Render the listing from its first line through the line holding "chart-row: 11.0% 0.0%", inclusive, as a numbered list, leaving out any blank lines.

__Data extracted from a collection__.
::::::

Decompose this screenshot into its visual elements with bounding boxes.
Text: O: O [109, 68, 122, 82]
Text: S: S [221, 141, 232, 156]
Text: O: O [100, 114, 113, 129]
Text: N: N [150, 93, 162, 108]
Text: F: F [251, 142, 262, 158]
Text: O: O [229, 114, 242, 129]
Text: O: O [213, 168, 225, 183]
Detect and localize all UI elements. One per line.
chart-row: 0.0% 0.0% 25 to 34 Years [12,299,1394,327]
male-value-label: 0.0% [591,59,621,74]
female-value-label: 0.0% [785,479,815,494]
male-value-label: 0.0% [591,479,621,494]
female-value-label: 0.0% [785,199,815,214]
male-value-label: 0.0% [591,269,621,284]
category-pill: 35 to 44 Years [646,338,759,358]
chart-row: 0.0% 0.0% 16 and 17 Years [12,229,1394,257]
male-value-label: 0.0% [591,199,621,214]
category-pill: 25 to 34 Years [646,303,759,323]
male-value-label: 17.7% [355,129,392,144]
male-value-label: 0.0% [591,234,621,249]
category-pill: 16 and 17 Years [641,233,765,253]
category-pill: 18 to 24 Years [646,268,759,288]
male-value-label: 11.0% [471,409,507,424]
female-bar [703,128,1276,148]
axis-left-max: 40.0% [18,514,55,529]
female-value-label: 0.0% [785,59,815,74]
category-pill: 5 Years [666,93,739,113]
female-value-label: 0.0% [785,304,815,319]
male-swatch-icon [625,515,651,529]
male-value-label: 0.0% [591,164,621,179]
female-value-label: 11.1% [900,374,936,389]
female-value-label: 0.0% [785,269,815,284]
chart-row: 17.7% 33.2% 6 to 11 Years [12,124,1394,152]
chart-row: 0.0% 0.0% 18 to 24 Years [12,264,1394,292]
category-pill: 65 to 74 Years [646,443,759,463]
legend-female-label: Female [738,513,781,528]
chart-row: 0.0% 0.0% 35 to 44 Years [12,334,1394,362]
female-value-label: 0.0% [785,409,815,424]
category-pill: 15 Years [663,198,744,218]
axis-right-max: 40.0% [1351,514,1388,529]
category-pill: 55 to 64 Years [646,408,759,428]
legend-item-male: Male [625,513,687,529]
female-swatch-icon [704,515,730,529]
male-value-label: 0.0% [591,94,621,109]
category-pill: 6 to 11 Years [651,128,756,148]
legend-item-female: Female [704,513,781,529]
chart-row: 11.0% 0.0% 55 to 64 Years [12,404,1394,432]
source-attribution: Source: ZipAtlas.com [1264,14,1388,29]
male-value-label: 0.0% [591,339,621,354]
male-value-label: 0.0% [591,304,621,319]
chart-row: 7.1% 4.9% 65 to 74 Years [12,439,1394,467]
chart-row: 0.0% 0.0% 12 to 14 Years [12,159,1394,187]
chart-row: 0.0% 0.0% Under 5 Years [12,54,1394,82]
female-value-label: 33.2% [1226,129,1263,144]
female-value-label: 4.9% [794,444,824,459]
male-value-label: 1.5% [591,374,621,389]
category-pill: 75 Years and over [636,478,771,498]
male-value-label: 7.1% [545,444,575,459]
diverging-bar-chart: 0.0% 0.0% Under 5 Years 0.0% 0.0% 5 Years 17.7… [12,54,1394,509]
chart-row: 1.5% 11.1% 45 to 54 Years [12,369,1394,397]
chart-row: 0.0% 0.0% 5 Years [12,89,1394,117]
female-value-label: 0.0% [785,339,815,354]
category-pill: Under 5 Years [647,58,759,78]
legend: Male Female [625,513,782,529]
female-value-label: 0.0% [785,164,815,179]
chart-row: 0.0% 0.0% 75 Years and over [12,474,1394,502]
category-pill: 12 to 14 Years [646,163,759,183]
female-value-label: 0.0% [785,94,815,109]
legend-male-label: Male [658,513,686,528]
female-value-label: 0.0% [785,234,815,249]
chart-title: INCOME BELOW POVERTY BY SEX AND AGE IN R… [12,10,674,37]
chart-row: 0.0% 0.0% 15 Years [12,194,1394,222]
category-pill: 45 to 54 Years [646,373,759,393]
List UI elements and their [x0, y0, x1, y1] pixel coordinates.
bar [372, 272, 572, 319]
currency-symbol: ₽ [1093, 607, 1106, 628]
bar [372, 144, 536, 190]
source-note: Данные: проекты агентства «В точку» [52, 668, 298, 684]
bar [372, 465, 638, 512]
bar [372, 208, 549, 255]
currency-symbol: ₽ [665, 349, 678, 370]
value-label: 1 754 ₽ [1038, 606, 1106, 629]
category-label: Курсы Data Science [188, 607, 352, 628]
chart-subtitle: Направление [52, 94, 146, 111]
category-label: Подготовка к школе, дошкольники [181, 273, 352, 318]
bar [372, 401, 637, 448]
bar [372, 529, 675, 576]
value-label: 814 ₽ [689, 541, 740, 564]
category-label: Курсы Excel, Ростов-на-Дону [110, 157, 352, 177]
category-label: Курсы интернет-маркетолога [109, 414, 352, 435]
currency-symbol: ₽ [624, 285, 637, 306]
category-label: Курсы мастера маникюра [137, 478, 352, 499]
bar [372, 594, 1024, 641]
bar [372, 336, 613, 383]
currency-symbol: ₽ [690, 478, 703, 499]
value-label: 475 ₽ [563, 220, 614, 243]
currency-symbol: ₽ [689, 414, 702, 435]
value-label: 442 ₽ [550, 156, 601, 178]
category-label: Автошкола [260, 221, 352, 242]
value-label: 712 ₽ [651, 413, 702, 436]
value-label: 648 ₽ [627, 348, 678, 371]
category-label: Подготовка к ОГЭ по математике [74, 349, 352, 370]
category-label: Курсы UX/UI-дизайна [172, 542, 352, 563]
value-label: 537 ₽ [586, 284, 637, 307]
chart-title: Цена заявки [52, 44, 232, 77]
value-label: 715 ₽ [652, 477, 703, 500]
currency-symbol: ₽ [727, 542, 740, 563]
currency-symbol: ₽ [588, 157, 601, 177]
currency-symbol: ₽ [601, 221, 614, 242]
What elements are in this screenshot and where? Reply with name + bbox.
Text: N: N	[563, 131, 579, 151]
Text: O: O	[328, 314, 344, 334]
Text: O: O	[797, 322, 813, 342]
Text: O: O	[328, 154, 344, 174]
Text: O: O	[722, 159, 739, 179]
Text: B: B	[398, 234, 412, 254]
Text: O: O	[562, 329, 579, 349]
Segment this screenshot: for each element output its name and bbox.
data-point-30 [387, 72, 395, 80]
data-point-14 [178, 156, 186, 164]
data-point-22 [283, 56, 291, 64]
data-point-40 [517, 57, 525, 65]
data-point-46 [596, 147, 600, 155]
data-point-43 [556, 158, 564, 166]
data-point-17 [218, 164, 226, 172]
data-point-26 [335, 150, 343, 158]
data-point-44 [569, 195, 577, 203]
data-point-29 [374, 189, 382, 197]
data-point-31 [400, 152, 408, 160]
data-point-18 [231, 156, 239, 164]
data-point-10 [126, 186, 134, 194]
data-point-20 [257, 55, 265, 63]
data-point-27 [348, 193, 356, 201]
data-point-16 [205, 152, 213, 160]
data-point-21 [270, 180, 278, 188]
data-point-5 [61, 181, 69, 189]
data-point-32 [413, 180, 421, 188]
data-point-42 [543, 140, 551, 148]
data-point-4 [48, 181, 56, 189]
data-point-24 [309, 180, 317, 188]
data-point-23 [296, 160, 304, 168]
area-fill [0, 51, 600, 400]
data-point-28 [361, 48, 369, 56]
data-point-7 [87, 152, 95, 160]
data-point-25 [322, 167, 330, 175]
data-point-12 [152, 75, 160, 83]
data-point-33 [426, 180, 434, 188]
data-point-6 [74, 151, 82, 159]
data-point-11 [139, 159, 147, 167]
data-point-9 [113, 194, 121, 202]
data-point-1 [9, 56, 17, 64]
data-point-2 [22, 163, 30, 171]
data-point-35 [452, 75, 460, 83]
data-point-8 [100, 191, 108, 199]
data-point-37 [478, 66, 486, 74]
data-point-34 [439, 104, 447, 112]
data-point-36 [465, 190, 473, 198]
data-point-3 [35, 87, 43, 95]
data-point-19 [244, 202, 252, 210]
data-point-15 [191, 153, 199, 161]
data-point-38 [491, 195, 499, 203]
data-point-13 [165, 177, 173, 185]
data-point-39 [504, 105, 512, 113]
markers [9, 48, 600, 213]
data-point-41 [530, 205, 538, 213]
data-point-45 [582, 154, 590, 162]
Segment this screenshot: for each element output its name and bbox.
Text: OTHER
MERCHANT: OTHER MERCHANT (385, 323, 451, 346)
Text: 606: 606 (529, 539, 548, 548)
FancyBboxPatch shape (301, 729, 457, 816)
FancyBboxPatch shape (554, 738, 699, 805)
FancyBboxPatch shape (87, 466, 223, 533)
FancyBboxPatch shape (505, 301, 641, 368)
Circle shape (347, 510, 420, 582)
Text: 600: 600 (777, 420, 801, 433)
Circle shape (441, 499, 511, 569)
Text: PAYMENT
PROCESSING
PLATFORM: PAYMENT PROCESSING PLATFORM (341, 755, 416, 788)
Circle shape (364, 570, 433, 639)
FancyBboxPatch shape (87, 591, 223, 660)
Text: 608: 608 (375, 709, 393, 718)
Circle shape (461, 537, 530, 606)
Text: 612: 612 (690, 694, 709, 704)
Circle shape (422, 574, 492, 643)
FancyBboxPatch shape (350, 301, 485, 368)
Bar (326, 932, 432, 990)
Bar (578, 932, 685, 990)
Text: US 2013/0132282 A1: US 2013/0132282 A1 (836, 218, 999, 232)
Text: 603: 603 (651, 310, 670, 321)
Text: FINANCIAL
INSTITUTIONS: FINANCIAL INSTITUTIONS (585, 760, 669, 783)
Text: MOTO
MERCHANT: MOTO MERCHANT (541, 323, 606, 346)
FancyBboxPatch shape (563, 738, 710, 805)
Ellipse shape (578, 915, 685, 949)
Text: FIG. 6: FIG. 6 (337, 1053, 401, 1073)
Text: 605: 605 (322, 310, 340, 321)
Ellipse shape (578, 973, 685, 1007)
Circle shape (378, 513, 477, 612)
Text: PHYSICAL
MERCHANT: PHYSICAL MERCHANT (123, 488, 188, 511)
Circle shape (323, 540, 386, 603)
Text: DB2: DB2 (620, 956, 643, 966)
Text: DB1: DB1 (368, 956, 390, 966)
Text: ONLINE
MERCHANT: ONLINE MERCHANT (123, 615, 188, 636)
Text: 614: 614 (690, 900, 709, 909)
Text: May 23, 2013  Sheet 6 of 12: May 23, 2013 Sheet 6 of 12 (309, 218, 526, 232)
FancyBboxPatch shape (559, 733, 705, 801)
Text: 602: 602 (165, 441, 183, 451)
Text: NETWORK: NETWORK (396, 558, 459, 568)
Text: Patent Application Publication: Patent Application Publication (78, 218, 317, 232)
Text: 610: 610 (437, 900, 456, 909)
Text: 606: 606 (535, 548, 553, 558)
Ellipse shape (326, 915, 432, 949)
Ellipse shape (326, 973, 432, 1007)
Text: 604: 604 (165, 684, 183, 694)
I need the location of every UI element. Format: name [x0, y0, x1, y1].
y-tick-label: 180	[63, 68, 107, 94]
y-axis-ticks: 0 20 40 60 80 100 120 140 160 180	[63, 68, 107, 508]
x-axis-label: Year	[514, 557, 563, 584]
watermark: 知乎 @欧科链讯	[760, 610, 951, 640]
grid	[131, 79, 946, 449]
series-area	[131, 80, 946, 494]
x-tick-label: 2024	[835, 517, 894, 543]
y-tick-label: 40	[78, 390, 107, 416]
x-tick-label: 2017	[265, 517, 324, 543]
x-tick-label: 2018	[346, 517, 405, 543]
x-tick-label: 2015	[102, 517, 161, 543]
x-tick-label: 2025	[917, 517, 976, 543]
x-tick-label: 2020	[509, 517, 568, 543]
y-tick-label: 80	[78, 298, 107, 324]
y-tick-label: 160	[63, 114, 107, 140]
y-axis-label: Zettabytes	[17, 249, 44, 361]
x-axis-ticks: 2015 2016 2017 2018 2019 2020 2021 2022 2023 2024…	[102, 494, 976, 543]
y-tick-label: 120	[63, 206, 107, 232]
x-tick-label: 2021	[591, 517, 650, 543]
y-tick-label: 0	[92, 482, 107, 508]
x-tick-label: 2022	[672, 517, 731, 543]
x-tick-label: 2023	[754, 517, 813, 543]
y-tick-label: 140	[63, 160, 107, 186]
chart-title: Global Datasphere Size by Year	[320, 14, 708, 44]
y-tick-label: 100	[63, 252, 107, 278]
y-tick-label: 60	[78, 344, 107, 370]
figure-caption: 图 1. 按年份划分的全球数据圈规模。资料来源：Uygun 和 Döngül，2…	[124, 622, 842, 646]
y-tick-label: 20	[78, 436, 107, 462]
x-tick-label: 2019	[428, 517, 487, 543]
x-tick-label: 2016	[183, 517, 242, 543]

::::::

__ANSWER TO THE PROBLEM__.
1. Decompose this screenshot into its visual elements with bounding boxes.
2. Text: O: O [109, 68, 122, 82]
3. Text: S: S [221, 141, 232, 156]
4. Text: O: O [100, 114, 113, 129]
5. Text: N: N [150, 93, 162, 108]
6. Text: F: F [251, 142, 262, 158]
7. Text: O: O [229, 114, 242, 129]
8. Text: O: O [213, 168, 225, 183]
9. Detect and localize all UI elements. One per line.
10. chart-row: 0.0% 0.0% 25 to 34 Years [12,299,1394,327]
11. male-value-label: 0.0% [591,59,621,74]
12. female-value-label: 0.0% [785,479,815,494]
13. male-value-label: 0.0% [591,479,621,494]
14. female-value-label: 0.0% [785,199,815,214]
15. male-value-label: 0.0% [591,269,621,284]
16. category-pill: 35 to 44 Years [646,338,759,358]
17. chart-row: 0.0% 0.0% 16 and 17 Years [12,229,1394,257]
18. male-value-label: 0.0% [591,199,621,214]
19. category-pill: 25 to 34 Years [646,303,759,323]
20. male-value-label: 17.7% [355,129,392,144]
21. male-value-label: 0.0% [591,234,621,249]
22. category-pill: 16 and 17 Years [641,233,765,253]
23. category-pill: 18 to 24 Years [646,268,759,288]
24. male-value-label: 11.0% [471,409,507,424]
25. female-bar [703,128,1276,148]
26. axis-left-max: 40.0% [18,514,55,529]
27. female-value-label: 0.0% [785,59,815,74]
28. category-pill: 5 Years [666,93,739,113]
29. female-value-label: 0.0% [785,304,815,319]
30. male-swatch-icon [625,515,651,529]
31. male-value-label: 0.0% [591,164,621,179]
32. female-value-label: 11.1% [900,374,936,389]
33. female-value-label: 0.0% [785,269,815,284]
34. chart-row: 17.7% 33.2% 6 to 11 Years [12,124,1394,152]
35. chart-row: 0.0% 0.0% 18 to 24 Years [12,264,1394,292]
36. category-pill: 65 to 74 Years [646,443,759,463]
37. legend-female-label: Female [738,513,781,528]
38. chart-row: 0.0% 0.0% 35 to 44 Years [12,334,1394,362]
39. female-value-label: 0.0% [785,409,815,424]
40. category-pill: 15 Years [663,198,744,218]
41. axis-right-max: 40.0% [1351,514,1388,529]
42. category-pill: 55 to 64 Years [646,408,759,428]
43. legend-item-male: Male [625,513,687,529]
44. female-swatch-icon [704,515,730,529]
45. male-value-label: 0.0% [591,94,621,109]
46. category-pill: 6 to 11 Years [651,128,756,148]
47. legend-item-female: Female [704,513,781,529]
48. chart-row: 11.0% 0.0% 55 to 64 Years [12,404,1394,432]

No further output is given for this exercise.